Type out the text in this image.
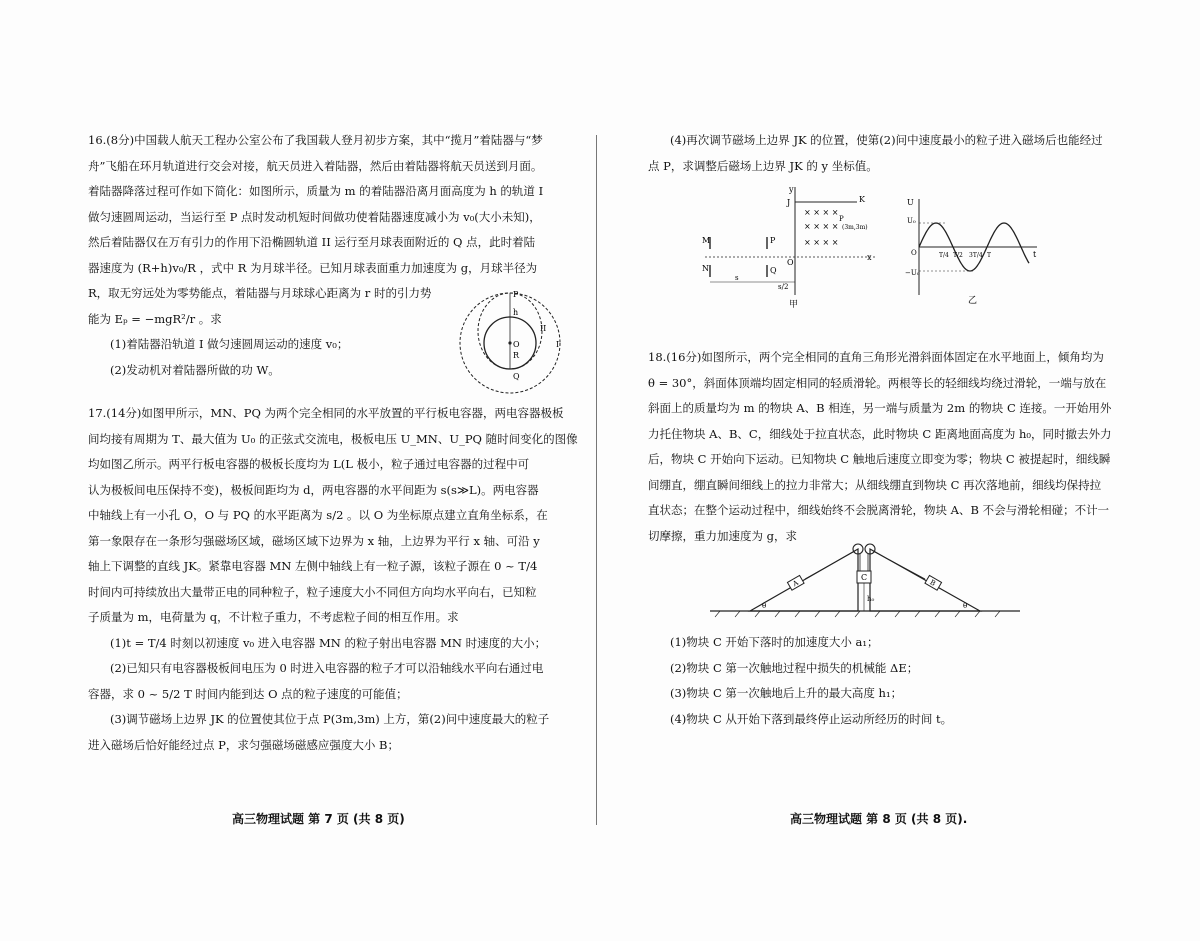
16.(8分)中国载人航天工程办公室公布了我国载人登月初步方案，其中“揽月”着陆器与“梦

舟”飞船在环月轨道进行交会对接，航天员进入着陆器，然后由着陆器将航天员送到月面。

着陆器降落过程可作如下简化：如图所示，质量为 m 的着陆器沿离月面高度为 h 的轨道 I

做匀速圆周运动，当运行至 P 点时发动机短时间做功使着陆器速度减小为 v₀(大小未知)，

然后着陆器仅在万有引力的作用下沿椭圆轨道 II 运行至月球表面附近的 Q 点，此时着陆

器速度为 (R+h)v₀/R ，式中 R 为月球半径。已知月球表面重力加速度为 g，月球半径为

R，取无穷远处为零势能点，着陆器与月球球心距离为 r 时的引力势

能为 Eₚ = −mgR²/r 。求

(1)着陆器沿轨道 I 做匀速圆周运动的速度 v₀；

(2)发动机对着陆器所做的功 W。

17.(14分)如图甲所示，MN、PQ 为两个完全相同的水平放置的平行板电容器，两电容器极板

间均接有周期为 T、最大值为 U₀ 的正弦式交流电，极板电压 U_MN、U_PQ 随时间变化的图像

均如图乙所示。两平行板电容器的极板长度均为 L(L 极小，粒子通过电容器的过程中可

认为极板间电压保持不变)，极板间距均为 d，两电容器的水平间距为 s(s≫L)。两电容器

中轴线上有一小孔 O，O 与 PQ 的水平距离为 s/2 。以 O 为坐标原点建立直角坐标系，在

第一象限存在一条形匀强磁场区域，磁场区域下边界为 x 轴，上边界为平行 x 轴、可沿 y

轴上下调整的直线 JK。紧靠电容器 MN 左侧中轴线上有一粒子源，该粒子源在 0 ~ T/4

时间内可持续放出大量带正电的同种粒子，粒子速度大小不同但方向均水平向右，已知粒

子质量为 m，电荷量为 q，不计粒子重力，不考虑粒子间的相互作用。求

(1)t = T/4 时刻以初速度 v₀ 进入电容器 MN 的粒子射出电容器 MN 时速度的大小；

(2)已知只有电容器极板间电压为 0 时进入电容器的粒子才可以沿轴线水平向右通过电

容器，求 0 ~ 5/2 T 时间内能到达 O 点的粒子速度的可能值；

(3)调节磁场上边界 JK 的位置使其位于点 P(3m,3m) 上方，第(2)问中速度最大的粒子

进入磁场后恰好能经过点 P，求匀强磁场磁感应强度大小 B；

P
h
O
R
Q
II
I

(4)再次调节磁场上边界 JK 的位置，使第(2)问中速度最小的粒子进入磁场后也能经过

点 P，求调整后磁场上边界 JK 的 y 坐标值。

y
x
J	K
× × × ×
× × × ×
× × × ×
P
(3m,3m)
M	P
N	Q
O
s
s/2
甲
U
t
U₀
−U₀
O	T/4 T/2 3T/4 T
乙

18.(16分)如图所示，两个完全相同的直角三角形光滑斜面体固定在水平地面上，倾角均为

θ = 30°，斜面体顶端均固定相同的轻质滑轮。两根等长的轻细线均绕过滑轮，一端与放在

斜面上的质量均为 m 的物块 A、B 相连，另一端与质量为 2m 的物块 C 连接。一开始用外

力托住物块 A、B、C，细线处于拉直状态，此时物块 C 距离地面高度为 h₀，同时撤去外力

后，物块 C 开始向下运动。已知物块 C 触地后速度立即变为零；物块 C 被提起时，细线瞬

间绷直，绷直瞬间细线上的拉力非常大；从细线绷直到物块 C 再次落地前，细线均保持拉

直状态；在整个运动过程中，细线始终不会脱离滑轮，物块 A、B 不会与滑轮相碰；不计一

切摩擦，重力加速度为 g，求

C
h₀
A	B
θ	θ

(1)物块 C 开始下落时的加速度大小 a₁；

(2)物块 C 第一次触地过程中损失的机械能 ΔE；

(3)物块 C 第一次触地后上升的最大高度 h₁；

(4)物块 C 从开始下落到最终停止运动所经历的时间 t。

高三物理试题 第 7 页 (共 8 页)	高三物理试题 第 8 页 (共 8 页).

-- Work instructions --
Filter the listing for the word "如图所示" and copy every line that holds it.

-- Answer to this task --
着陆器降落过程可作如下简化：如图所示，质量为 m 的着陆器沿离月面高度为 h 的轨道 I
18.(16分)如图所示，两个完全相同的直角三角形光滑斜面体固定在水平地面上，倾角均为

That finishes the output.